> [Your instructions]: Each record should be retyped word for word.

> [Material for the task]:
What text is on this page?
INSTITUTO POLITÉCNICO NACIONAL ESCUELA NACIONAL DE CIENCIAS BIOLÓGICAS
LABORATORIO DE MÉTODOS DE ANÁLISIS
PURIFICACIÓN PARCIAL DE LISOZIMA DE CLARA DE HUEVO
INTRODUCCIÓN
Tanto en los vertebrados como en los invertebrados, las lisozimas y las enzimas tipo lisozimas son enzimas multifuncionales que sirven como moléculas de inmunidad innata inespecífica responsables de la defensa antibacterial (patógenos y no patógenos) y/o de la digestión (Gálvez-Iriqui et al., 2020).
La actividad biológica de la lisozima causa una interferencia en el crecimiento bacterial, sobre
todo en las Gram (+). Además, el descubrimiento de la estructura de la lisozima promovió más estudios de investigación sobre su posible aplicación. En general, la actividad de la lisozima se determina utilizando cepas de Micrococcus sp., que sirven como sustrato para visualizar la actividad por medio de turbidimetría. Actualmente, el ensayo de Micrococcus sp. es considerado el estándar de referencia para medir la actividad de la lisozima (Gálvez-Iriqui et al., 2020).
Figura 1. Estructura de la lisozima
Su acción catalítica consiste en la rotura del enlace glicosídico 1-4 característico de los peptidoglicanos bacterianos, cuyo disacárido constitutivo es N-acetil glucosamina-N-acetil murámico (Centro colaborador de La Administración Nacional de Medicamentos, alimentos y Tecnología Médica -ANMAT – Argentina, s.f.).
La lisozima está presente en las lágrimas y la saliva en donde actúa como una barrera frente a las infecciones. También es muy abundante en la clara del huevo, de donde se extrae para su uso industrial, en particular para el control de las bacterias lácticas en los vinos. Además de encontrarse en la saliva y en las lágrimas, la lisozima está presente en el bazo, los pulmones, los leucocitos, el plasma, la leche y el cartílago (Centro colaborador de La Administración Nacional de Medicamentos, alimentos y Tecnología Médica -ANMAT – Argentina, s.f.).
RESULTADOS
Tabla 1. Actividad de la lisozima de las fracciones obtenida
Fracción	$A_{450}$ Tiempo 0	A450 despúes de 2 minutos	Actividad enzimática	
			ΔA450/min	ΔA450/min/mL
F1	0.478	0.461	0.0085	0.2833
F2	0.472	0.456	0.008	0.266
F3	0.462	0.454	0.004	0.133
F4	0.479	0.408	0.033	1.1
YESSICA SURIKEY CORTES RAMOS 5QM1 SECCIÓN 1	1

> [Expected answer]:
What text is on this page?
INSTITUTO POLITÉCNICO NACIONAL ESCUELA NACIONAL DE CIENCIAS BIOLÓGICAS
LABORATORIO DE MÉTODOS DE ANÁLISIS
PURIFICACIÓN PARCIAL DE LISOZIMA DE CLARA DE HUEVO
INTRODUCCIÓN
Tanto en los vertebrados como en los invertebrados, las lisozimas y las enzimas tipo lisozimas son enzimas multifuncionales que sirven como moléculas de inmunidad innata inespecífica responsables de la defensa antibacterial (patógenos y no patógenos) y/o de la digestión (Gálvez-Iriqui et al., 2020).
La actividad biológica de la lisozima causa una interferencia en el crecimiento bacterial, sobre
todo en las Gram (+). Además, el descubrimiento de la estructura de la lisozima promovió más estudios de investigación sobre su posible aplicación. En general, la actividad de la lisozima se determina utilizando cepas de Micrococcus sp., que sirven como sustrato para visualizar la actividad por medio de turbidimetría. Actualmente, el ensayo de Micrococcus sp. es considerado el estándar de referencia para medir la actividad de la lisozima (Gálvez-Iriqui et al., 2020).
Figura 1. Estructura de la lisozima
Su acción catalítica consiste en la rotura del enlace glicosídico 1-4 característico de los peptidoglicanos bacterianos, cuyo disacárido constitutivo es N-acetil glucosamina-N-acetil murámico (Centro colaborador de La Administración Nacional de Medicamentos, alimentos y Tecnología Médica -ANMAT – Argentina, s.f.).
La lisozima está presente en las lágrimas y la saliva en donde actúa como una barrera frente a las infecciones. También es muy abundante en la clara del huevo, de donde se extrae para su uso industrial, en particular para el control de las bacterias lácticas en los vinos. Además de encontrarse en la saliva y en las lágrimas, la lisozima está presente en el bazo, los pulmones, los leucocitos, el plasma, la leche y el cartílago (Centro colaborador de La Administración Nacional de Medicamentos, alimentos y Tecnología Médica -ANMAT – Argentina, s.f.).
RESULTADOS
Tabla 1. Actividad de la lisozima de las fracciones obtenida
Fracción	$A_{450}$ Tiempo 0	A450 despúes de 2 minutos	Actividad enzimática	
			ΔA450/min	ΔA450/min/mL
F1	0.478	0.461	0.0085	0.2833
F2	0.472	0.456	0.008	0.266
F3	0.462	0.454	0.004	0.133
F4	0.479	0.408	0.033	1.1
YESSICA SURIKEY CORTES RAMOS 5QM1 SECCIÓN 1	1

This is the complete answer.